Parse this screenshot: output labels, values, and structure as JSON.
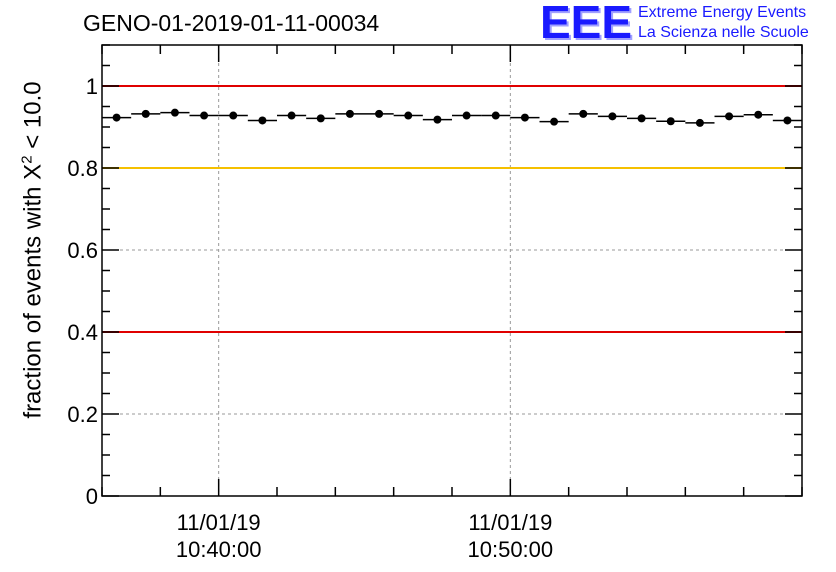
{
  "title": "GENO-01-2019-01-11-00034",
  "logo": {
    "letters": "EEE",
    "line1": "Extreme Energy Events",
    "line2": "La Scienza nelle Scuole",
    "color": "#1a1aff"
  },
  "chart_data": {
    "type": "scatter",
    "ylabel_prefix": "fraction of events with X",
    "ylabel_sup": "2",
    "ylabel_suffix": " < 10.0",
    "xlabel": "",
    "ylim": [
      0,
      1.1
    ],
    "yticks": [
      "0",
      "0.2",
      "0.4",
      "0.6",
      "0.8",
      "1"
    ],
    "ytick_values": [
      0,
      0.2,
      0.4,
      0.6,
      0.8,
      1.0
    ],
    "xlim_minutes": [
      0,
      24
    ],
    "xticks": [
      {
        "minute": 4,
        "date": "11/01/19",
        "time": "10:40:00"
      },
      {
        "minute": 14,
        "date": "11/01/19",
        "time": "10:50:00"
      }
    ],
    "grid": true,
    "reference_lines": [
      {
        "y": 1.0,
        "color": "#e00000"
      },
      {
        "y": 0.8,
        "color": "#f5c000"
      },
      {
        "y": 0.4,
        "color": "#e00000"
      }
    ],
    "x_minutes": [
      0.5,
      1.5,
      2.5,
      3.5,
      4.5,
      5.5,
      6.5,
      7.5,
      8.5,
      9.5,
      10.5,
      11.5,
      12.5,
      13.5,
      14.5,
      15.5,
      16.5,
      17.5,
      18.5,
      19.5,
      20.5,
      21.5,
      22.5,
      23.5
    ],
    "values": [
      0.923,
      0.932,
      0.935,
      0.928,
      0.928,
      0.916,
      0.928,
      0.921,
      0.932,
      0.932,
      0.928,
      0.918,
      0.928,
      0.928,
      0.923,
      0.913,
      0.932,
      0.926,
      0.921,
      0.914,
      0.91,
      0.926,
      0.93,
      0.916
    ]
  }
}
*****
Task statement: Leave out every picture and copy the rest of the records exactly.

Solution to this task:
Parse this screenshot: output labels, values, and structure as JSON.
{
  "title": "GENO-01-2019-01-11-00034",
  "logo": {
    "letters": "EEE",
    "line1": "Extreme Energy Events",
    "line2": "La Scienza nelle Scuole",
    "color": "#1a1aff"
  },
  "chart_data": {
    "type": "scatter",
    "ylabel_prefix": "fraction of events with X",
    "ylabel_sup": "2",
    "ylabel_suffix": " < 10.0",
    "xlabel": "",
    "ylim": [
      0,
      1.1
    ],
    "yticks": [
      "0",
      "0.2",
      "0.4",
      "0.6",
      "0.8",
      "1"
    ],
    "ytick_values": [
      0,
      0.2,
      0.4,
      0.6,
      0.8,
      1.0
    ],
    "xlim_minutes": [
      0,
      24
    ],
    "xticks": [
      {
        "minute": 4,
        "date": "11/01/19",
        "time": "10:40:00"
      },
      {
        "minute": 14,
        "date": "11/01/19",
        "time": "10:50:00"
      }
    ],
    "grid": true,
    "reference_lines": [
      {
        "y": 1.0,
        "color": "#e00000"
      },
      {
        "y": 0.8,
        "color": "#f5c000"
      },
      {
        "y": 0.4,
        "color": "#e00000"
      }
    ],
    "x_minutes": [
      0.5,
      1.5,
      2.5,
      3.5,
      4.5,
      5.5,
      6.5,
      7.5,
      8.5,
      9.5,
      10.5,
      11.5,
      12.5,
      13.5,
      14.5,
      15.5,
      16.5,
      17.5,
      18.5,
      19.5,
      20.5,
      21.5,
      22.5,
      23.5
    ],
    "values": [
      0.923,
      0.932,
      0.935,
      0.928,
      0.928,
      0.916,
      0.928,
      0.921,
      0.932,
      0.932,
      0.928,
      0.918,
      0.928,
      0.928,
      0.923,
      0.913,
      0.932,
      0.926,
      0.921,
      0.914,
      0.91,
      0.926,
      0.93,
      0.916
    ]
  }
}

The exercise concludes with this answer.